* _To do_
Using the data below, copy each line that includes the word "LOOKUP".

* _The records_

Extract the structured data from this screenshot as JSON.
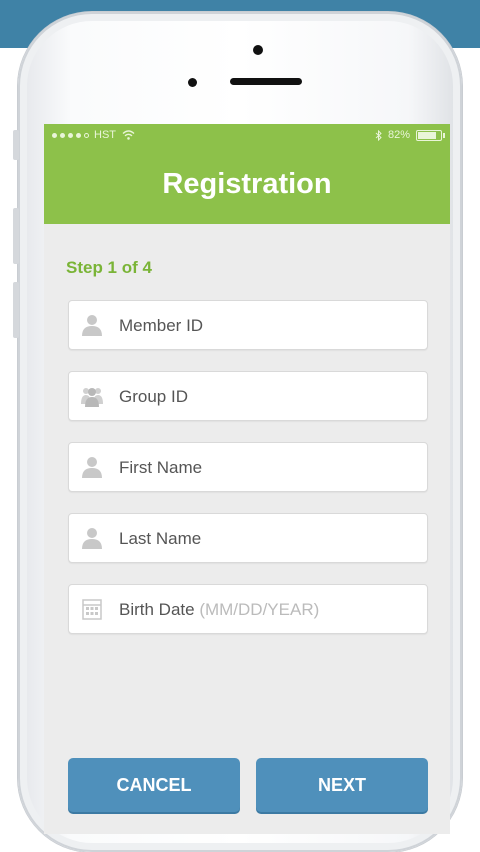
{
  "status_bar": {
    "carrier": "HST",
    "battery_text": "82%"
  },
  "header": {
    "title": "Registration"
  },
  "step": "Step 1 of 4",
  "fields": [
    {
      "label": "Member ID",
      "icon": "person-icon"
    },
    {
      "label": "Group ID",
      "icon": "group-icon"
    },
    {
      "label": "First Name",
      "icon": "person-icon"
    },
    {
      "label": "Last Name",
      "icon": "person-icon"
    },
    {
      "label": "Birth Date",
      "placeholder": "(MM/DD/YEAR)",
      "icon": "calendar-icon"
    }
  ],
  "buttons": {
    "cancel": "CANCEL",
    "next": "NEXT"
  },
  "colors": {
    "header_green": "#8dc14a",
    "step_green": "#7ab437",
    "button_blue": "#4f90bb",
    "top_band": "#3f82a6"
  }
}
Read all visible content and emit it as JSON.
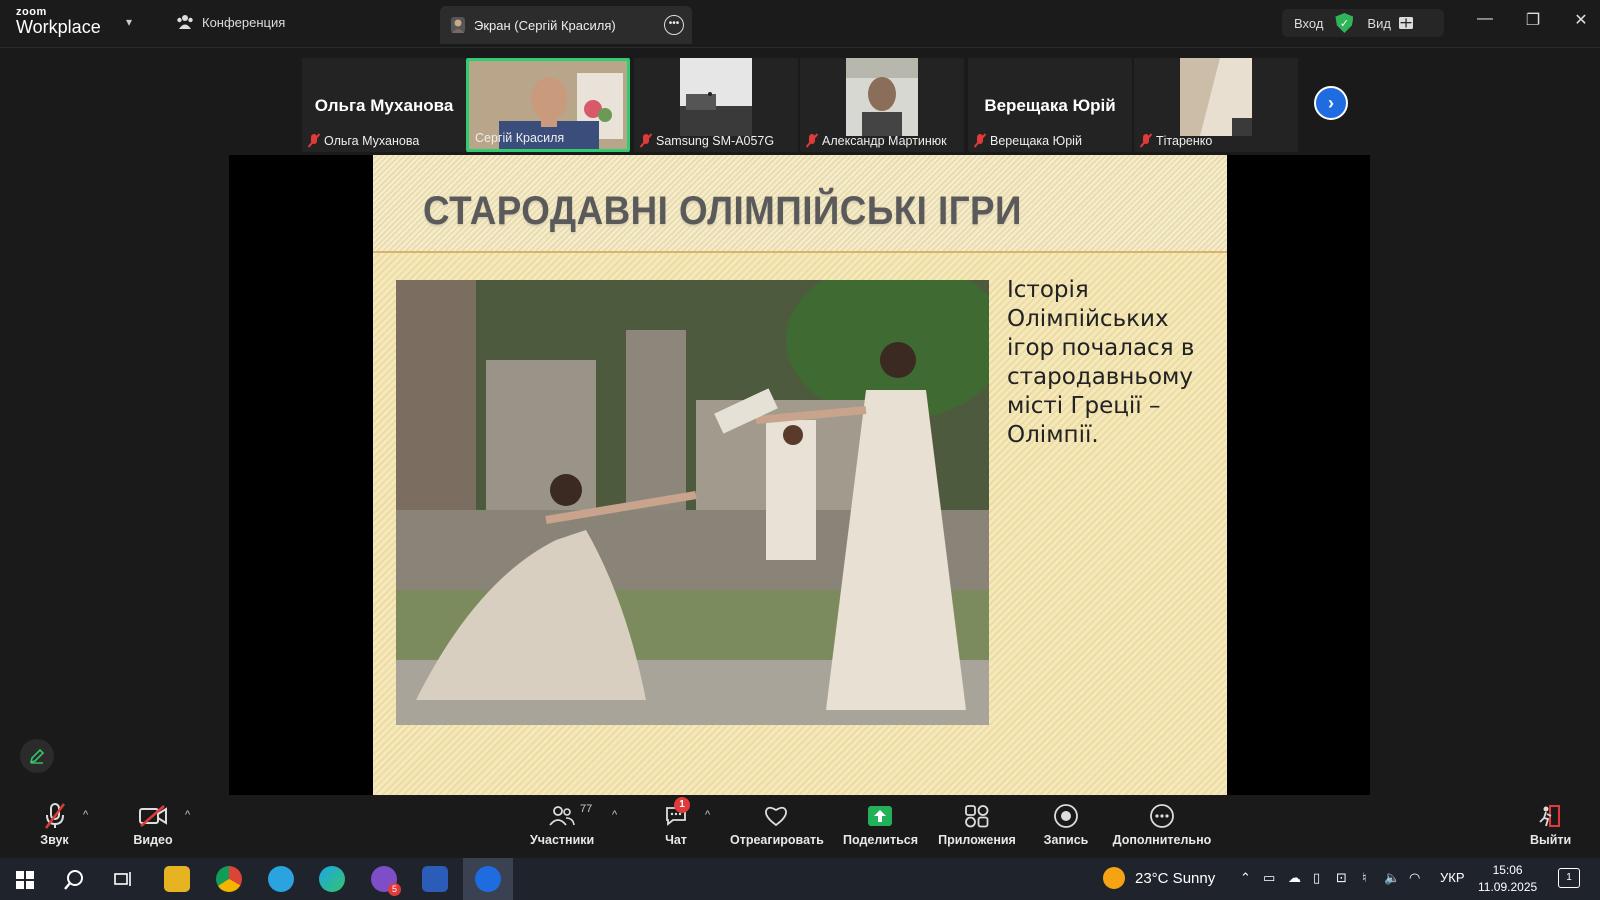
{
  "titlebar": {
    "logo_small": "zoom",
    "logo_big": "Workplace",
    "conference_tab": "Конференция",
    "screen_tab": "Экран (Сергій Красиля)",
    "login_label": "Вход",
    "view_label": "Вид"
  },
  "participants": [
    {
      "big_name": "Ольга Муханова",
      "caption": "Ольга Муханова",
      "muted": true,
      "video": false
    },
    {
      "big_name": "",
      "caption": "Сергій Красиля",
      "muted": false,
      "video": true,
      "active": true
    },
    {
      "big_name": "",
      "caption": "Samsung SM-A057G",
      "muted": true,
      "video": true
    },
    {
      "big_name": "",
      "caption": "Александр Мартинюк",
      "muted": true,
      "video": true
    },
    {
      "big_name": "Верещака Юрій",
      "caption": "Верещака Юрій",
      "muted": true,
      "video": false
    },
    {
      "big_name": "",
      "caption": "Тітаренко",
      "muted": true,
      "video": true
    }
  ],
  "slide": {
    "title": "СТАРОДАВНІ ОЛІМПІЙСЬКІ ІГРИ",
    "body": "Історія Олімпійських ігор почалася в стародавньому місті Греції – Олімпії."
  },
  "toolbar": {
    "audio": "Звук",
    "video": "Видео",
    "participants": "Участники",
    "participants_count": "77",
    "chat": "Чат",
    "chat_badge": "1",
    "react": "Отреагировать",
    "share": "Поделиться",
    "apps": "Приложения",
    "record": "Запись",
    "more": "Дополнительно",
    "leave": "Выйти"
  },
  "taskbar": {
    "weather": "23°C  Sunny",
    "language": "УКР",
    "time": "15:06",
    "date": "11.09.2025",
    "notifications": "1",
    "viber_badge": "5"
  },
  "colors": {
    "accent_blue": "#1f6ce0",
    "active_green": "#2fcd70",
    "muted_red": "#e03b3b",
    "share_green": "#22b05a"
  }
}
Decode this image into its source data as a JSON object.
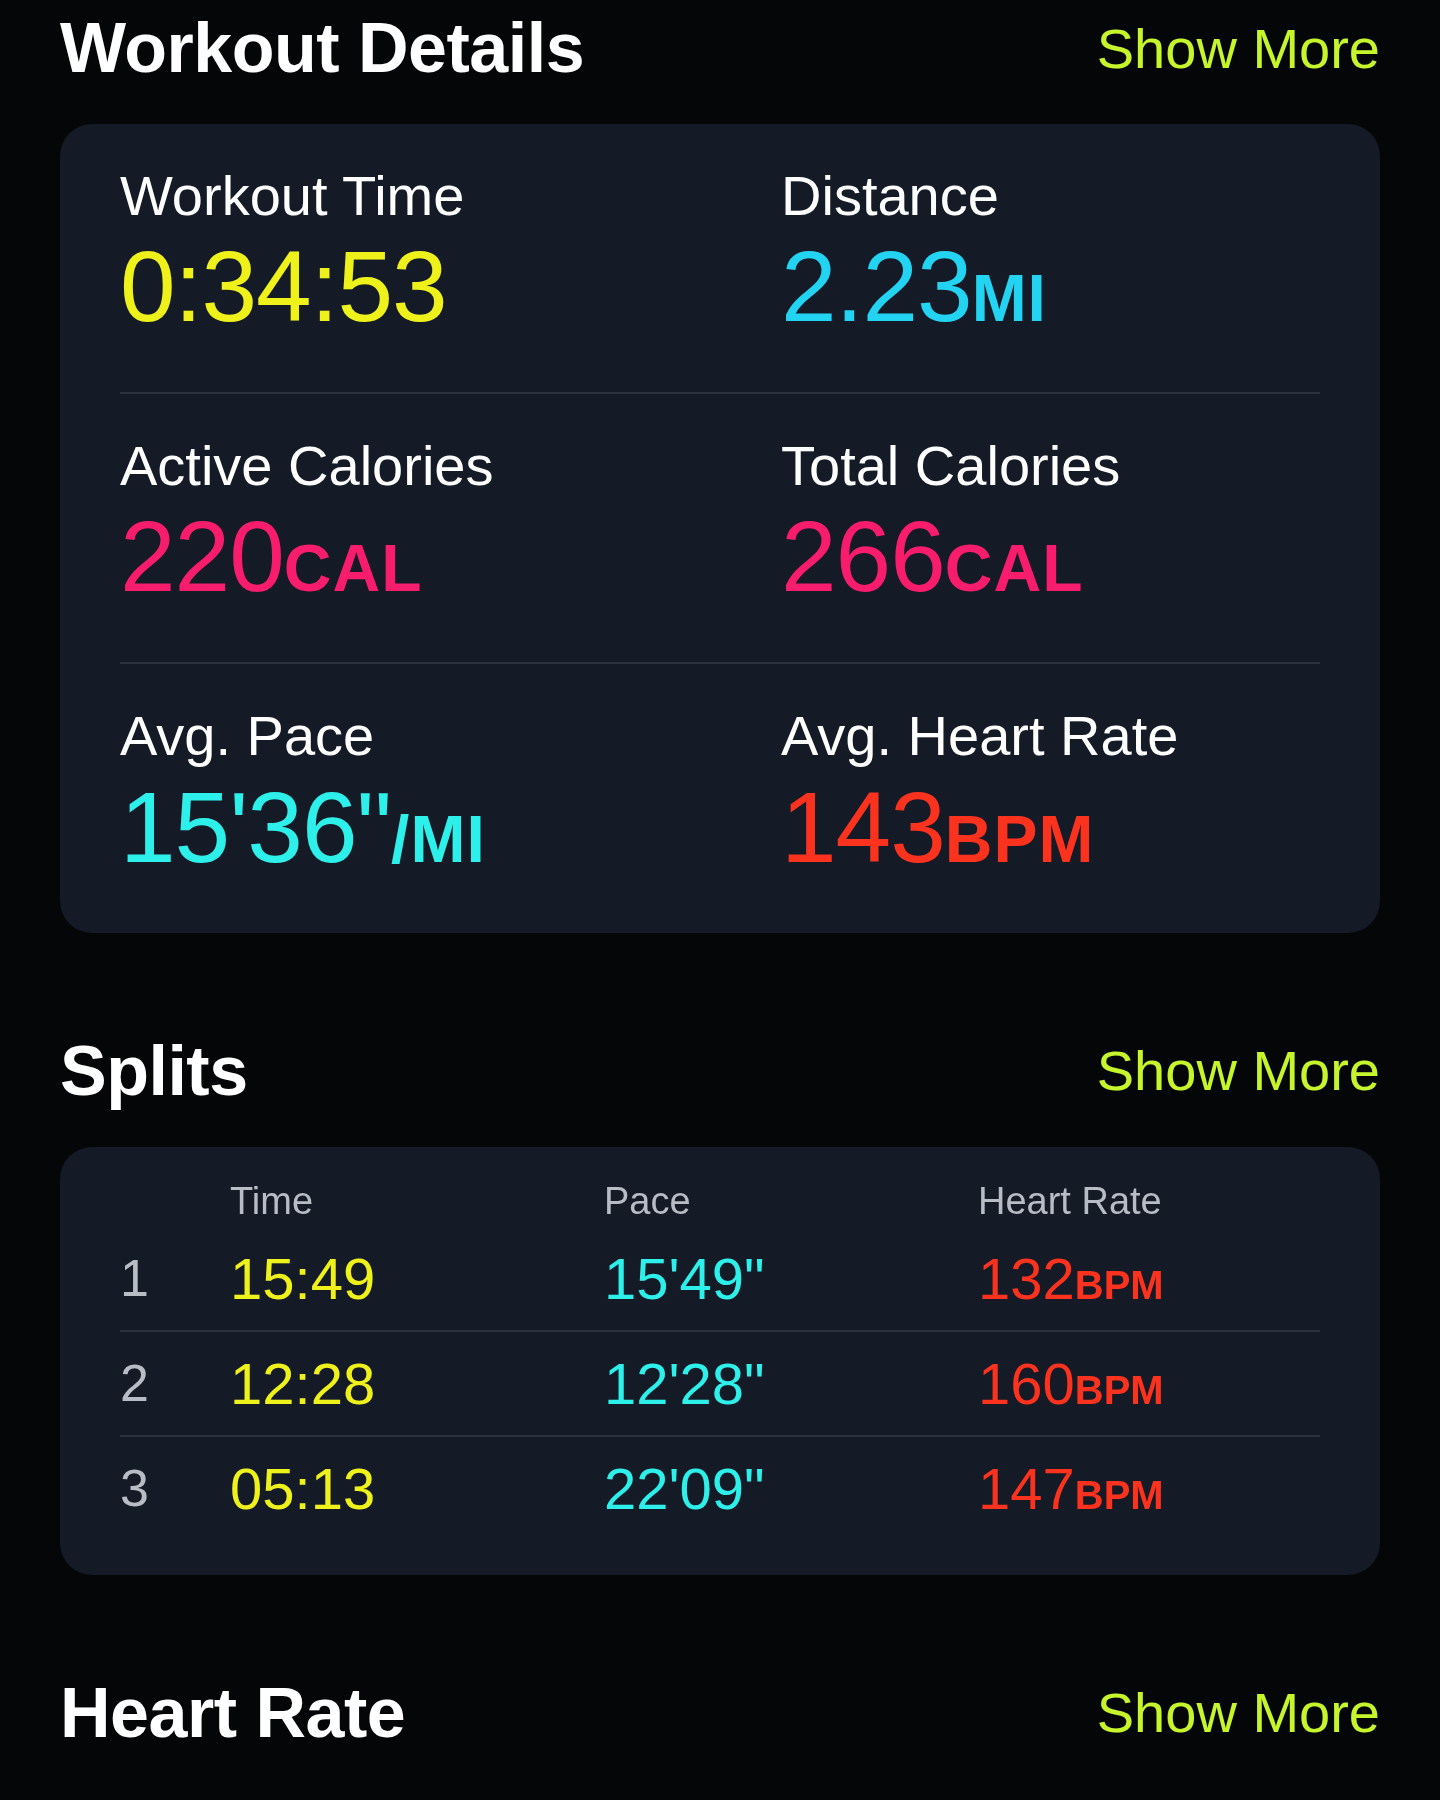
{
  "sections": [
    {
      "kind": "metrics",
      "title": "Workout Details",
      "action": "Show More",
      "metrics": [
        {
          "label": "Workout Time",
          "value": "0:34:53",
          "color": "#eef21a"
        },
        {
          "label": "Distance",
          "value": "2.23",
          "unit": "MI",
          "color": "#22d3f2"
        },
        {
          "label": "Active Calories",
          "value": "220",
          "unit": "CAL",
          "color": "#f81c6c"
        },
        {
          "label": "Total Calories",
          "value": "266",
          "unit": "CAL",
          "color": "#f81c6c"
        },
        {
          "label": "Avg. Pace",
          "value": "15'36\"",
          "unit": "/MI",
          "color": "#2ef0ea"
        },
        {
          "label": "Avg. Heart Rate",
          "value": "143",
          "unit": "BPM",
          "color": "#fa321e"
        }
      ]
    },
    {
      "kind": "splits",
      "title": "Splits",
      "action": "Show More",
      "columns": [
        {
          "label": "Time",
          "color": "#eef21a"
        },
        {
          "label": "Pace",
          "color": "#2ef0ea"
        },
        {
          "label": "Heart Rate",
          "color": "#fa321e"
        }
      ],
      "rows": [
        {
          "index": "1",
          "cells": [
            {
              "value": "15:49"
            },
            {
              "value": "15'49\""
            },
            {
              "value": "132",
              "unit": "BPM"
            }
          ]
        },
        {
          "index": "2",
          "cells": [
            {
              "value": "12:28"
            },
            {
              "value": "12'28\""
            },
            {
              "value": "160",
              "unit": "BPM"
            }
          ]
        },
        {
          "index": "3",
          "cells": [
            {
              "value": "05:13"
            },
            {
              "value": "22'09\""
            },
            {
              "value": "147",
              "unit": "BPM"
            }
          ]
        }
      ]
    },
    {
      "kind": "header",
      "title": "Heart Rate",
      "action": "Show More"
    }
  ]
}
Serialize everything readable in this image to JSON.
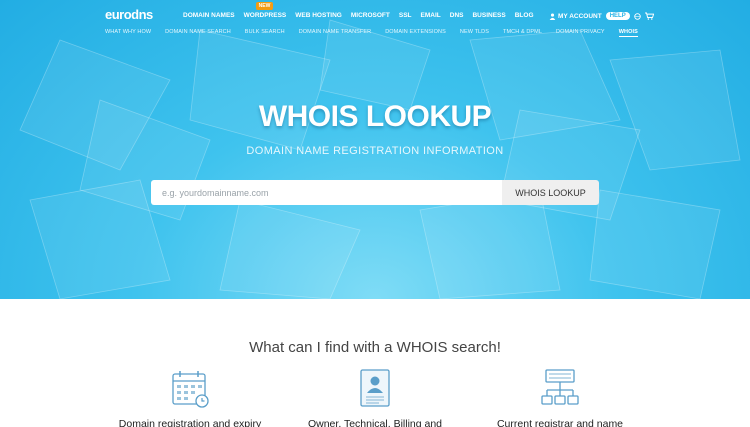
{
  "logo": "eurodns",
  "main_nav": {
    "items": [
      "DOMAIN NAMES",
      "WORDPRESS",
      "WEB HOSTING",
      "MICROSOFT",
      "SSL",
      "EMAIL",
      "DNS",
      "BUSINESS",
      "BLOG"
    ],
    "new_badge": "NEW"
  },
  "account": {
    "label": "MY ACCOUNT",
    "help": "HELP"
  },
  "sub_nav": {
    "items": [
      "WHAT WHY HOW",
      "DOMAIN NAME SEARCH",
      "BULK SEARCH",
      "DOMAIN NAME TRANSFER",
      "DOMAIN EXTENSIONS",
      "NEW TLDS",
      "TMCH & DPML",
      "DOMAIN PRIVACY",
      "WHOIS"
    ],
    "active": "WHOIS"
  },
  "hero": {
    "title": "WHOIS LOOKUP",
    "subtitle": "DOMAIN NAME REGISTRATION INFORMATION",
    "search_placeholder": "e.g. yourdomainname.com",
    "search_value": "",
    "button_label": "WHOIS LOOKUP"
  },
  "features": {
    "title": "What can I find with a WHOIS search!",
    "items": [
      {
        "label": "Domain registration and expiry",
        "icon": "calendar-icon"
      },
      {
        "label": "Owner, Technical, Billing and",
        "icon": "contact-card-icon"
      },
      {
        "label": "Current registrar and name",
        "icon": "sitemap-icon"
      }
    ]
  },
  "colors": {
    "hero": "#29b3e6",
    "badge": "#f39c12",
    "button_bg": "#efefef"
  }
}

* _Exercise result_
    "title": "WHOIS LOOKUP",
    "button_label": "WHOIS LOOKUP"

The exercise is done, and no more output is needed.